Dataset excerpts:
↓↓↓

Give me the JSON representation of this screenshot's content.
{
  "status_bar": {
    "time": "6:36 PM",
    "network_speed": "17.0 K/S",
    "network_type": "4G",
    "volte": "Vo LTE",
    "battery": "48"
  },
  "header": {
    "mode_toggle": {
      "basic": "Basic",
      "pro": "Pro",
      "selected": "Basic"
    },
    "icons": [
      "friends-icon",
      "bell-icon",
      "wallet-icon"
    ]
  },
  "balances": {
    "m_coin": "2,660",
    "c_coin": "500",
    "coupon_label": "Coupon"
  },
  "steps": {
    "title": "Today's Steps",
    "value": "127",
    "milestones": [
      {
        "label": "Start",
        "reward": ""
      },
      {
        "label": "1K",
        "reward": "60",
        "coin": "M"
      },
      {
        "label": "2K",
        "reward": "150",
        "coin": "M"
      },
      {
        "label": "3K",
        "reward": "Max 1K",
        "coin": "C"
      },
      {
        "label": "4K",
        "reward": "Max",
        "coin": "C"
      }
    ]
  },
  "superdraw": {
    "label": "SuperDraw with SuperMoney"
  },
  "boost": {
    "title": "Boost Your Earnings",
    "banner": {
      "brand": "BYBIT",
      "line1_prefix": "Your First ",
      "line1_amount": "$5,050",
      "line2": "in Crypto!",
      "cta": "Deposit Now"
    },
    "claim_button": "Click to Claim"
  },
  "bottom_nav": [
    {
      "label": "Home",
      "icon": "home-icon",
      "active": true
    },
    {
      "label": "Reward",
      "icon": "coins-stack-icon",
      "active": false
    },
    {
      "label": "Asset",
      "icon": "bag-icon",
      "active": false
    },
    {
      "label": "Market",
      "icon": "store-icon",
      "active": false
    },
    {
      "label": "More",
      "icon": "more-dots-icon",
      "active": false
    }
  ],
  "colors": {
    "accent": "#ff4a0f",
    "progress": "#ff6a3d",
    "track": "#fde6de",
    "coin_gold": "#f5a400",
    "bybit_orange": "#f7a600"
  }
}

↑↑↑

* _Set exercise_
Every entry must be quoted exactly as it appears above.

* _Written response_
Give me the JSON representation of this screenshot's content.
{
  "status_bar": {
    "time": "6:36 PM",
    "network_speed": "17.0 K/S",
    "network_type": "4G",
    "volte": "Vo LTE",
    "battery": "48"
  },
  "header": {
    "mode_toggle": {
      "basic": "Basic",
      "pro": "Pro",
      "selected": "Basic"
    },
    "icons": [
      "friends-icon",
      "bell-icon",
      "wallet-icon"
    ]
  },
  "balances": {
    "m_coin": "2,660",
    "c_coin": "500",
    "coupon_label": "Coupon"
  },
  "steps": {
    "title": "Today's Steps",
    "value": "127",
    "milestones": [
      {
        "label": "Start",
        "reward": ""
      },
      {
        "label": "1K",
        "reward": "60",
        "coin": "M"
      },
      {
        "label": "2K",
        "reward": "150",
        "coin": "M"
      },
      {
        "label": "3K",
        "reward": "Max 1K",
        "coin": "C"
      },
      {
        "label": "4K",
        "reward": "Max",
        "coin": "C"
      }
    ]
  },
  "superdraw": {
    "label": "SuperDraw with SuperMoney"
  },
  "boost": {
    "title": "Boost Your Earnings",
    "banner": {
      "brand": "BYBIT",
      "line1_prefix": "Your First ",
      "line1_amount": "$5,050",
      "line2": "in Crypto!",
      "cta": "Deposit Now"
    },
    "claim_button": "Click to Claim"
  },
  "bottom_nav": [
    {
      "label": "Home",
      "icon": "home-icon",
      "active": true
    },
    {
      "label": "Reward",
      "icon": "coins-stack-icon",
      "active": false
    },
    {
      "label": "Asset",
      "icon": "bag-icon",
      "active": false
    },
    {
      "label": "Market",
      "icon": "store-icon",
      "active": false
    },
    {
      "label": "More",
      "icon": "more-dots-icon",
      "active": false
    }
  ],
  "colors": {
    "accent": "#ff4a0f",
    "progress": "#ff6a3d",
    "track": "#fde6de",
    "coin_gold": "#f5a400",
    "bybit_orange": "#f7a600"
  }
}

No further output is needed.